Prompt — If a line of the records contains the word "Daily", list it.

Data excerpts:
* * * * *
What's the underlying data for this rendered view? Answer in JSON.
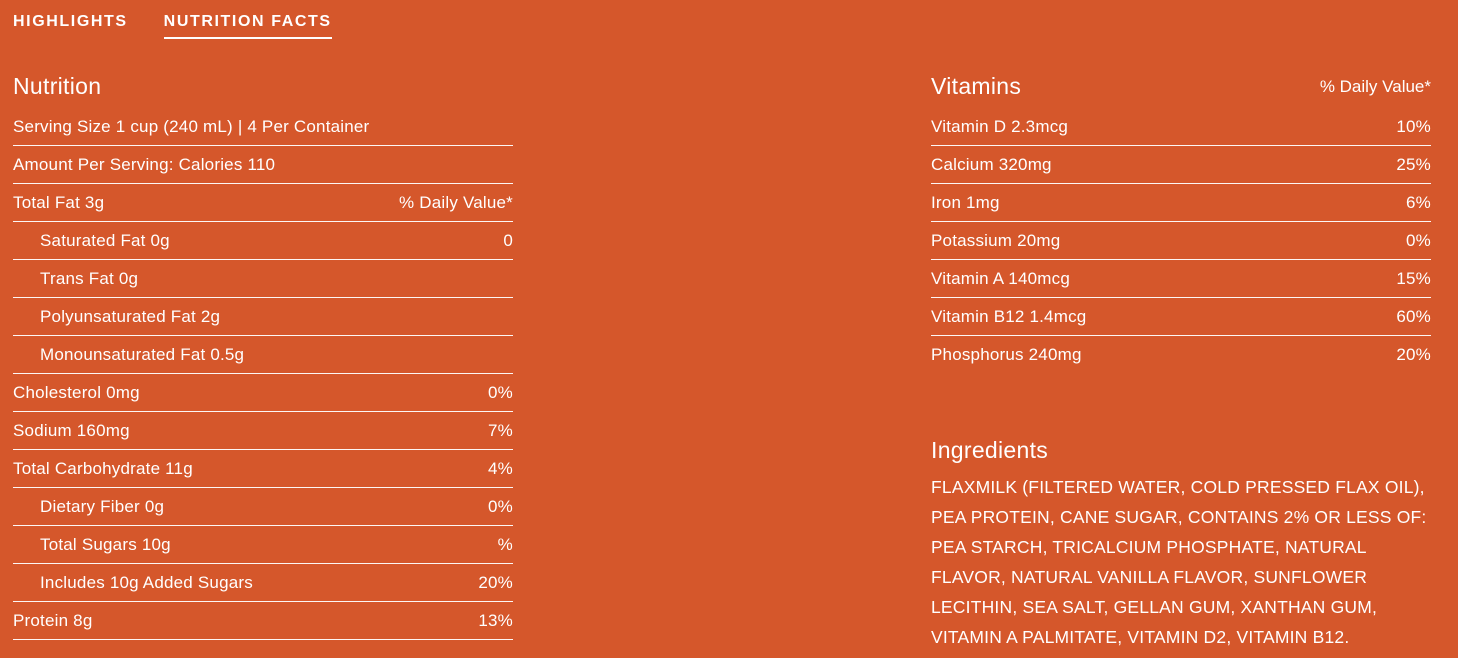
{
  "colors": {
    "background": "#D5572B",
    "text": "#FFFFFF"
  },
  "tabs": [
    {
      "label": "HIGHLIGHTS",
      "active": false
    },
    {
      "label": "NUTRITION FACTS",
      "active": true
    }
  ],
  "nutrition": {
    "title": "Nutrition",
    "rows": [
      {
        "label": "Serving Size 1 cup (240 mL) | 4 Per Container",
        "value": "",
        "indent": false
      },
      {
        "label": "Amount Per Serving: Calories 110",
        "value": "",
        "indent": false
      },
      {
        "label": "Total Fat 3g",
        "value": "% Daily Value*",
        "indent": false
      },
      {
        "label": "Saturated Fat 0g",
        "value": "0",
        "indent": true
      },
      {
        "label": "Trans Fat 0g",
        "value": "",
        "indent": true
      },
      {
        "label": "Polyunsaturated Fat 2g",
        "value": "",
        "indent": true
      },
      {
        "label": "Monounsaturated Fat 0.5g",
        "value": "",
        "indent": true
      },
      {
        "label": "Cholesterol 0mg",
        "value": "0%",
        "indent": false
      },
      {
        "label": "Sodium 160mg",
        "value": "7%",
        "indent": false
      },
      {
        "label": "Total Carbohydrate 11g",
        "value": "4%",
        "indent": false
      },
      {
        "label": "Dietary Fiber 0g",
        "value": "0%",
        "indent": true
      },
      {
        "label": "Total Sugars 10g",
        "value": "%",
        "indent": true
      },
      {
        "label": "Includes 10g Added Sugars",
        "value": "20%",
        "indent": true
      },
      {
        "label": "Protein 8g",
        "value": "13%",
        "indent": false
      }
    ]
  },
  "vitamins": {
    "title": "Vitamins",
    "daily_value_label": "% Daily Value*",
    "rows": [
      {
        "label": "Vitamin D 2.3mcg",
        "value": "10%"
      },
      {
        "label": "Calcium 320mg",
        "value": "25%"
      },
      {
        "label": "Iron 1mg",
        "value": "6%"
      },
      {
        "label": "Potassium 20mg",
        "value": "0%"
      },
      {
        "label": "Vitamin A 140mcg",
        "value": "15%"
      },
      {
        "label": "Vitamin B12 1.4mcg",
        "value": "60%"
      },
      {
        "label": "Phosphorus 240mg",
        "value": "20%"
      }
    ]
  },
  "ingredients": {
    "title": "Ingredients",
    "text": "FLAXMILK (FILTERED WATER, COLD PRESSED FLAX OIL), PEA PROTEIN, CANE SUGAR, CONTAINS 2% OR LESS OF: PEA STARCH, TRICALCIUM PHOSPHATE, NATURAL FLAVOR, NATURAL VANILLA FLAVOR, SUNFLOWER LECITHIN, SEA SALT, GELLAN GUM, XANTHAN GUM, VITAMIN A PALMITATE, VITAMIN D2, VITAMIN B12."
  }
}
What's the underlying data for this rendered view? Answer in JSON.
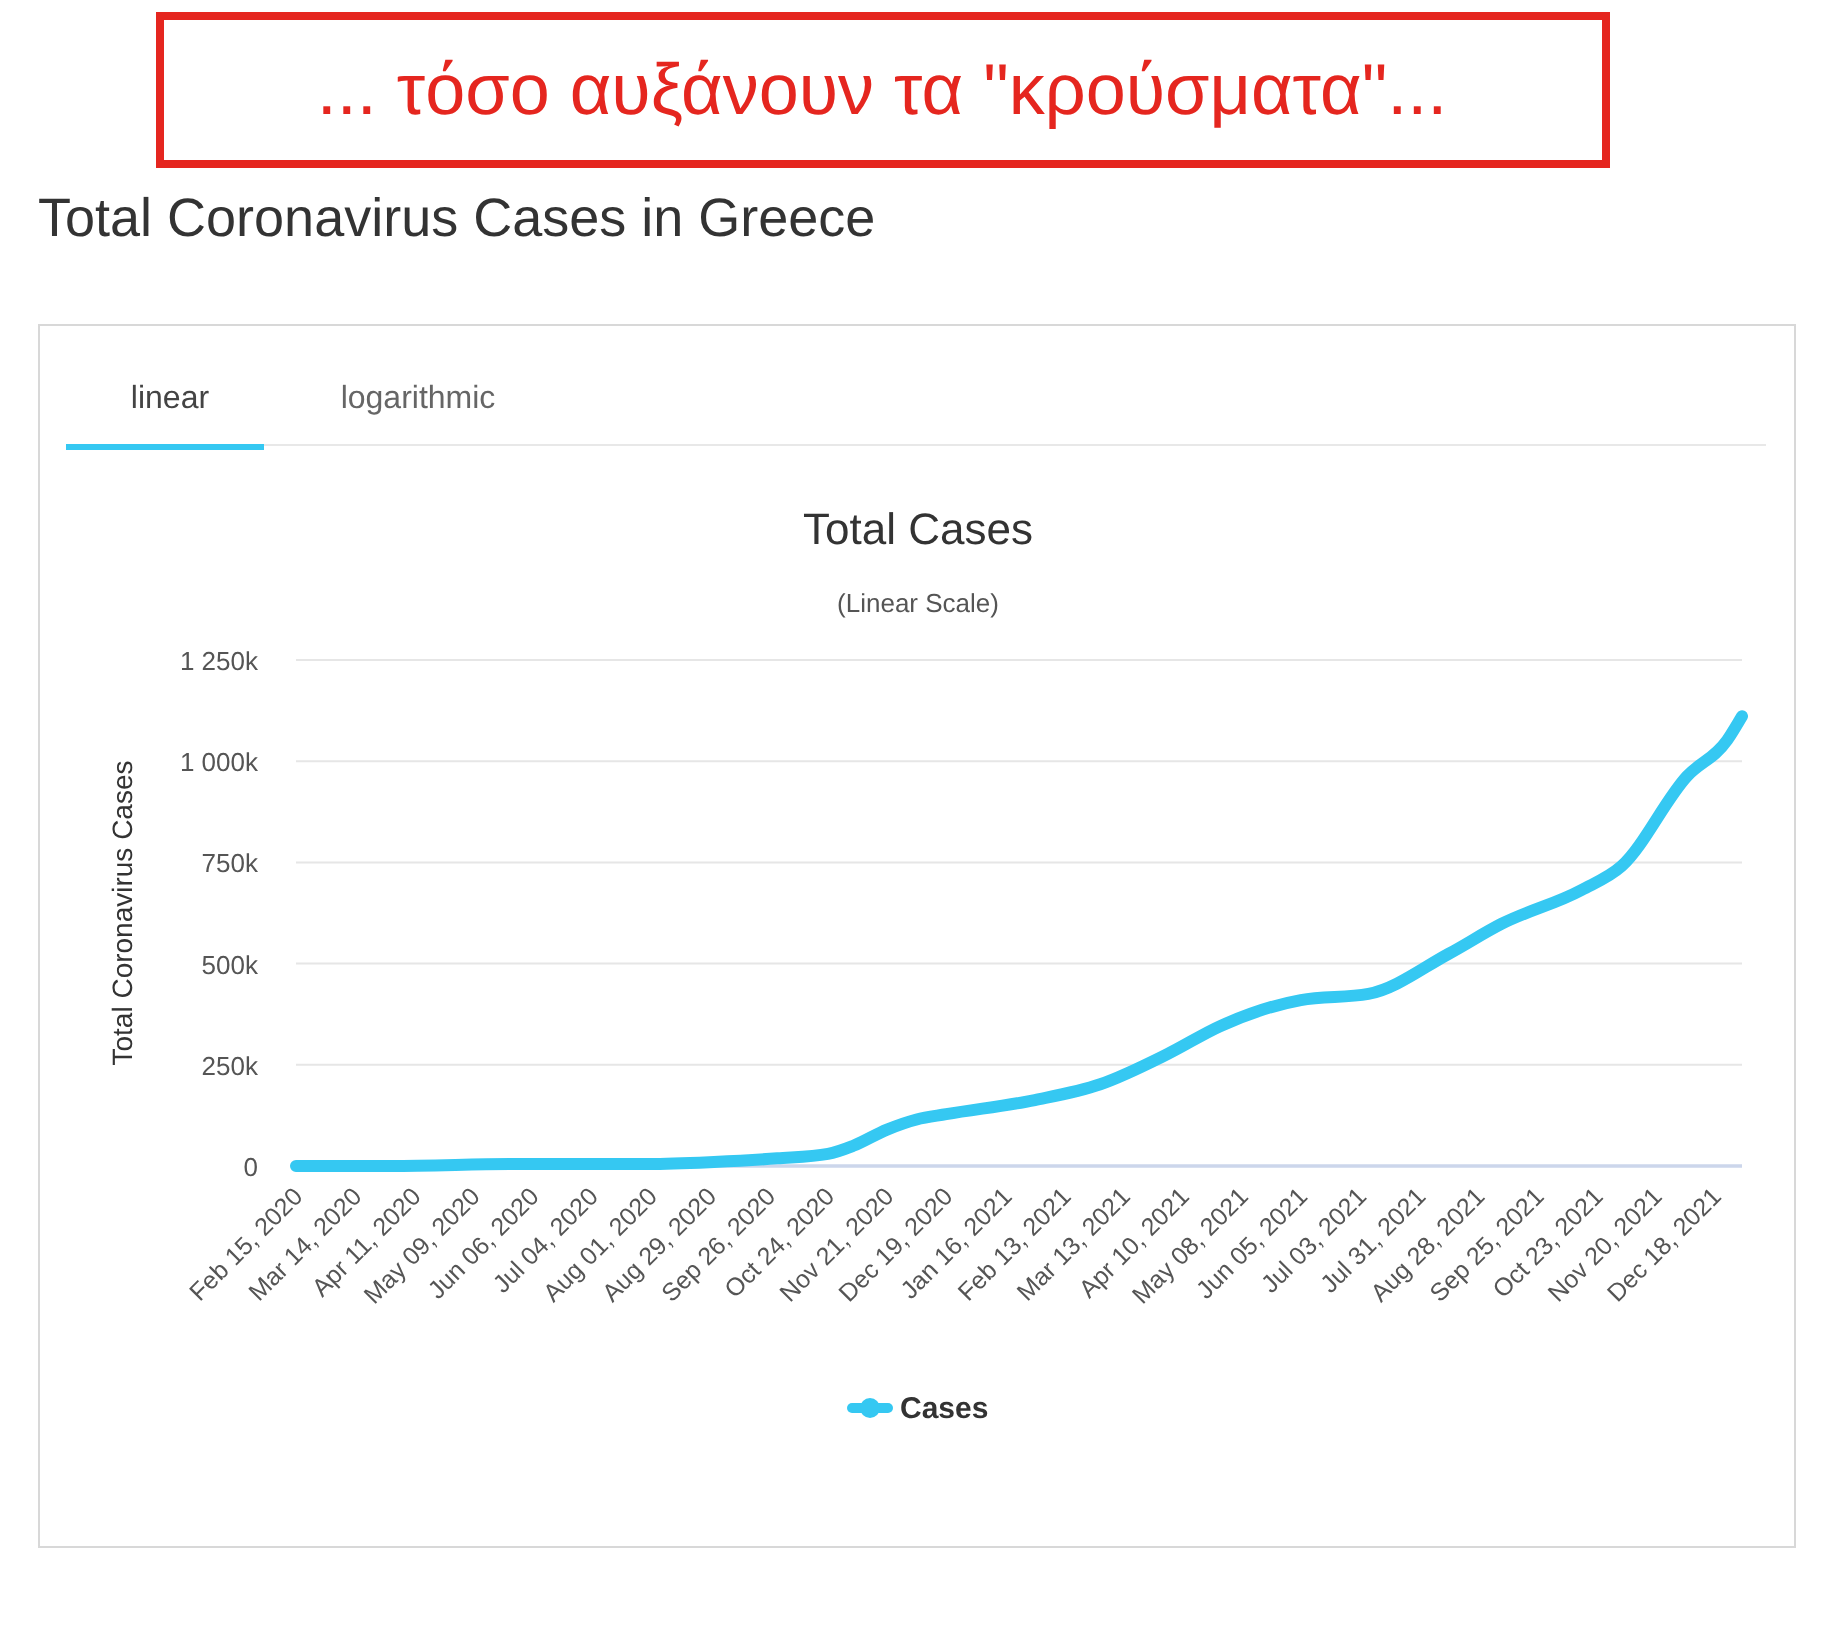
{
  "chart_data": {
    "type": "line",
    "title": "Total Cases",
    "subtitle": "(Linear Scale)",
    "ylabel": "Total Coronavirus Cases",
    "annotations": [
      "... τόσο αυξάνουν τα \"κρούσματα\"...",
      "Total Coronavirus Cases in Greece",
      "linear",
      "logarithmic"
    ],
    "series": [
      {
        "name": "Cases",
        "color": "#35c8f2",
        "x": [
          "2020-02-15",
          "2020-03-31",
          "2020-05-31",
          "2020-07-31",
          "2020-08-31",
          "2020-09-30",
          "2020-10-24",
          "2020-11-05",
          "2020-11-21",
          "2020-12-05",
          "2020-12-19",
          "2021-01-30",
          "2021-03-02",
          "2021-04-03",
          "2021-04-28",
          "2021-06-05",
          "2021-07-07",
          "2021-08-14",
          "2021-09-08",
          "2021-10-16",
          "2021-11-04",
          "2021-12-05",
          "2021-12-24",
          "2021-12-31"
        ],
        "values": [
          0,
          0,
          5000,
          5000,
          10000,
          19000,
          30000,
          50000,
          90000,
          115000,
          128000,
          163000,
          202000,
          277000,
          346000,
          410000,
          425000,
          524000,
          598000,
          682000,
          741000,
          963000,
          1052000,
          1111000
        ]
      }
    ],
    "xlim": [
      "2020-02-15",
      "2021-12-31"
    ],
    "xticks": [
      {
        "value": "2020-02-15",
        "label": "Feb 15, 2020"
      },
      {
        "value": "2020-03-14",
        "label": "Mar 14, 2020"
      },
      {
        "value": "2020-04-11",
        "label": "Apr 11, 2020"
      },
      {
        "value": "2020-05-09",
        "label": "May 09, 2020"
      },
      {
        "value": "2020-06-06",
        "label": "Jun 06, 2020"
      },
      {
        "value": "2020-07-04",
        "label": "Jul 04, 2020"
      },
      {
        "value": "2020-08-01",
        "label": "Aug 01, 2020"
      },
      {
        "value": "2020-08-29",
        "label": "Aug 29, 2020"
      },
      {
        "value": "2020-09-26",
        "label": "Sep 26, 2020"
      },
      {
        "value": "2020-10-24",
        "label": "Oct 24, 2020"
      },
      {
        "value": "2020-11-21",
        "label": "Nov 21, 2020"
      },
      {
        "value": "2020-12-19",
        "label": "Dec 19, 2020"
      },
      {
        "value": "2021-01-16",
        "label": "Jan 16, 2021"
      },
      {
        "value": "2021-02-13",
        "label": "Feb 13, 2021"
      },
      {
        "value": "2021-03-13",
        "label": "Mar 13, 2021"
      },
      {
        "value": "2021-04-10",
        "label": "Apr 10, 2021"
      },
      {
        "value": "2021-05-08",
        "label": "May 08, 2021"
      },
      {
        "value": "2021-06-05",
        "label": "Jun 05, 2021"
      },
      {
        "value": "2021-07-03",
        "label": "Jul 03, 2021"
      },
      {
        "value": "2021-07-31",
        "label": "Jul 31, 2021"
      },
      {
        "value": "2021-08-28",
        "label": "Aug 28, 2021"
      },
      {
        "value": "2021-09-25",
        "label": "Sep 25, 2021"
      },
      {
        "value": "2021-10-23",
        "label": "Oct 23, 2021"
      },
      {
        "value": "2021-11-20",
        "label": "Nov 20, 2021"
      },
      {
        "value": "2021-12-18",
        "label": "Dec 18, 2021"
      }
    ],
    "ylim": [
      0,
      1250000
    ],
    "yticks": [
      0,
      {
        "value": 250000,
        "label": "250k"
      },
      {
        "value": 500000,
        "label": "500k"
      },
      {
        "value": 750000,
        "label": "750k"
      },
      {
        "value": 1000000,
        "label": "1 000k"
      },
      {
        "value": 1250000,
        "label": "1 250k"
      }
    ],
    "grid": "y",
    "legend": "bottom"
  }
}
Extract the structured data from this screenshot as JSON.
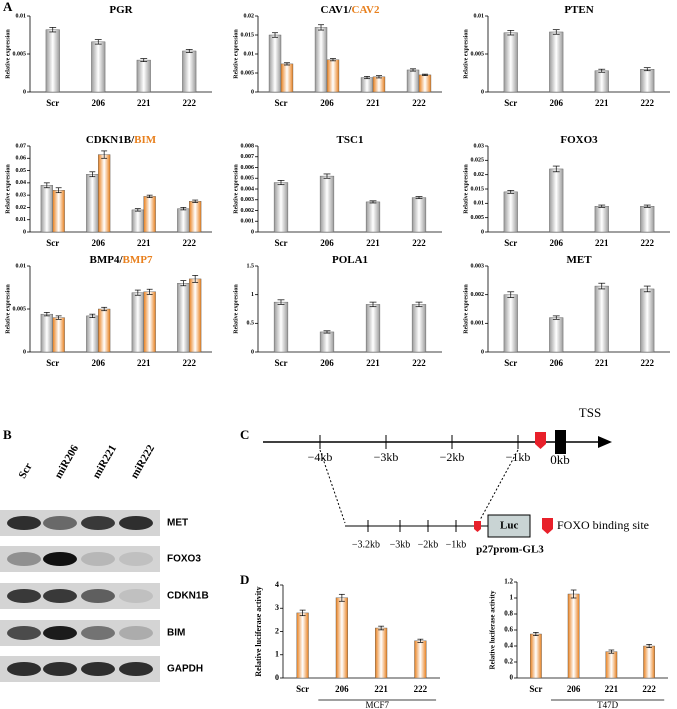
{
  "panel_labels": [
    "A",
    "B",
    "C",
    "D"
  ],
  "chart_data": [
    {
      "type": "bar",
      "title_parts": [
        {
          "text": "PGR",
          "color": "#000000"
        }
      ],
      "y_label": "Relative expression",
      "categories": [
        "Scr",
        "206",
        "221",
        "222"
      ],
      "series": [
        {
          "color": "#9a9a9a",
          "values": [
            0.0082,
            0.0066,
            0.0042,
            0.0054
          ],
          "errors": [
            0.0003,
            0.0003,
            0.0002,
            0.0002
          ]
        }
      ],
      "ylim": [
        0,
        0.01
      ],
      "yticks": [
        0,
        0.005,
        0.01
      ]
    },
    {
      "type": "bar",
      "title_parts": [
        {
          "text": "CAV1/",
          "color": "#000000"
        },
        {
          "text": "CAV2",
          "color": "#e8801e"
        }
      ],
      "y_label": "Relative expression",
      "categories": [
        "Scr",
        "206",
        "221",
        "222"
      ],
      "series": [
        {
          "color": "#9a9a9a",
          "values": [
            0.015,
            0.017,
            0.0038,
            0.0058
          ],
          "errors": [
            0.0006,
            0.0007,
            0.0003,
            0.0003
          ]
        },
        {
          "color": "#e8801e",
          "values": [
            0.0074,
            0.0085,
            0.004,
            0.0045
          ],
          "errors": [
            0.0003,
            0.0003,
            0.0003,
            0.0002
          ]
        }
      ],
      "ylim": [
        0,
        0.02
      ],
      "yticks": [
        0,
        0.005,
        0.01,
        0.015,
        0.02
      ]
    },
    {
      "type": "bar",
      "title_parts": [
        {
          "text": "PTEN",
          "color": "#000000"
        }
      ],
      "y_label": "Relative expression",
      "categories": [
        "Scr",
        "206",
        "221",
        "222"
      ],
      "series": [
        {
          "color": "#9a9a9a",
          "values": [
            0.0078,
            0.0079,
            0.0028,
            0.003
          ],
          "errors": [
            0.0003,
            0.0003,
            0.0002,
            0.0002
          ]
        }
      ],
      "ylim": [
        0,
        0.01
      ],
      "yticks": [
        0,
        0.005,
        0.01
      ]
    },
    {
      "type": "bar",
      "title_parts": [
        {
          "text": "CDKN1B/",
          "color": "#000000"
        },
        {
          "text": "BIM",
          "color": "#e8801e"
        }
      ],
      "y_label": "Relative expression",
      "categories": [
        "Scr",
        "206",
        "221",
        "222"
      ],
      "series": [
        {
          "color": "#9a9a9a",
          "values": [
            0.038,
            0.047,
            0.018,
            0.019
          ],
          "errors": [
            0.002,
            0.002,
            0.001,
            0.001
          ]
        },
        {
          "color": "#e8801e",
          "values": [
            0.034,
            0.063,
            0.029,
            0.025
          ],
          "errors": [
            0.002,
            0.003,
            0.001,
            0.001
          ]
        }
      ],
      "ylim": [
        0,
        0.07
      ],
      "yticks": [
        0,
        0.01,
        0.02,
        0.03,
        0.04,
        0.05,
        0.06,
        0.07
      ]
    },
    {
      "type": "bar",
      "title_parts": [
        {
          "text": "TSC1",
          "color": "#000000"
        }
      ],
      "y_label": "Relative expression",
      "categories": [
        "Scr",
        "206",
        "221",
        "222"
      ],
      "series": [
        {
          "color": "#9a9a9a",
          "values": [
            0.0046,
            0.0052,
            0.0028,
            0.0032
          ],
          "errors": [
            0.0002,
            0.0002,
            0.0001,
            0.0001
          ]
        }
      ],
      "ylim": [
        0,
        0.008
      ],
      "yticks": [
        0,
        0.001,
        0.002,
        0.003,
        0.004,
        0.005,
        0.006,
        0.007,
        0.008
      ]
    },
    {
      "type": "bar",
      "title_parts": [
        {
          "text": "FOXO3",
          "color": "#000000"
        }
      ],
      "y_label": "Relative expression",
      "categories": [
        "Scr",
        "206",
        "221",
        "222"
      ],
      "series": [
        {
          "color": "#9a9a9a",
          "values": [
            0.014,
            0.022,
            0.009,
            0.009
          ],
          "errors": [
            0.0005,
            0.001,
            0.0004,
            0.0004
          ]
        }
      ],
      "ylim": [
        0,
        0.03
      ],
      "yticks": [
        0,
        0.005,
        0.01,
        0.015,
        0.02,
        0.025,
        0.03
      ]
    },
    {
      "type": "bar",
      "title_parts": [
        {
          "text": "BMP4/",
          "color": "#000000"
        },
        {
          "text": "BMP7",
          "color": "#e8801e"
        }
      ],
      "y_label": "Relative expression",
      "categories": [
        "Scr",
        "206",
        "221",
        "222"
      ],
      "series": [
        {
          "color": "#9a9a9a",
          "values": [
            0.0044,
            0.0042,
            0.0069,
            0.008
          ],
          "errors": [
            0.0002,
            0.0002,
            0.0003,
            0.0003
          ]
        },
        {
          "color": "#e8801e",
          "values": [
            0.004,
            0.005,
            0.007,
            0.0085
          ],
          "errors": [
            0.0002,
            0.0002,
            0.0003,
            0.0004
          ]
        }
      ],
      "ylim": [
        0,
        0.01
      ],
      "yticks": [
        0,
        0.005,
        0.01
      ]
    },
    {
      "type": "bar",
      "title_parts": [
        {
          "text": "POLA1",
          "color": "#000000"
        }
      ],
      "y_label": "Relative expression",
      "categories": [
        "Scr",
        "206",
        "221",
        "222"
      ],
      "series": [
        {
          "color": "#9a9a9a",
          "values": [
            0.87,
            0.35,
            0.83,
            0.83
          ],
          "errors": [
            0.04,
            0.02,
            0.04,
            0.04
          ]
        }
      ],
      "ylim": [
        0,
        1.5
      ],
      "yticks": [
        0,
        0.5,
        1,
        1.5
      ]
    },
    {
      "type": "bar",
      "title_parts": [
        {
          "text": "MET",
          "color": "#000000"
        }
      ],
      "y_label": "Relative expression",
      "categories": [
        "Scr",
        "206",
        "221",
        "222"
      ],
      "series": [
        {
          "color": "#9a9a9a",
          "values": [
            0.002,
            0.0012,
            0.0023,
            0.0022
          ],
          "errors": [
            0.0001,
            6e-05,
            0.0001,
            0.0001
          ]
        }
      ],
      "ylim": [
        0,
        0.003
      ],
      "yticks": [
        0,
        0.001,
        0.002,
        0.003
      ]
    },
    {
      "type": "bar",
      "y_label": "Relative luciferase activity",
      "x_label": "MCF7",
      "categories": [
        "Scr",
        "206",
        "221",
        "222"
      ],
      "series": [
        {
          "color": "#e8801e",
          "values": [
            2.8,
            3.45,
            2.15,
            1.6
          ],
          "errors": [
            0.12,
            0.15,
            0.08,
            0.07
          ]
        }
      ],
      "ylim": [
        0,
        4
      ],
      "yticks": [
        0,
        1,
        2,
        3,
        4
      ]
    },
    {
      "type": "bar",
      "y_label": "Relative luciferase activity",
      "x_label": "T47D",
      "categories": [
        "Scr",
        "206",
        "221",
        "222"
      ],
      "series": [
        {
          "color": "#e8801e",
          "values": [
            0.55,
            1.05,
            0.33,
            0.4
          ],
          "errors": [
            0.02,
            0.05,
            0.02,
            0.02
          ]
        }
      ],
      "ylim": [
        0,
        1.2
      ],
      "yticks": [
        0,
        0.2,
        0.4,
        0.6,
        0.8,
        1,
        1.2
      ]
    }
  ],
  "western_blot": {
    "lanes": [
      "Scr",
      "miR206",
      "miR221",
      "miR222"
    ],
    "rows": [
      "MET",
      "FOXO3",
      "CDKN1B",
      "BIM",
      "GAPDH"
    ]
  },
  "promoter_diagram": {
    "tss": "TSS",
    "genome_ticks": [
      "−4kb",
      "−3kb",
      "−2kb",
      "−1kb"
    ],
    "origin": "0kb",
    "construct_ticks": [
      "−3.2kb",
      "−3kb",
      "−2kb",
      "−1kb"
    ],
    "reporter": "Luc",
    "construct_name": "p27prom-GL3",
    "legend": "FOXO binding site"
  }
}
* * * * *
Your solution —
        "value": "% Daily Value*",
    "daily_value_label": "% Daily Value*",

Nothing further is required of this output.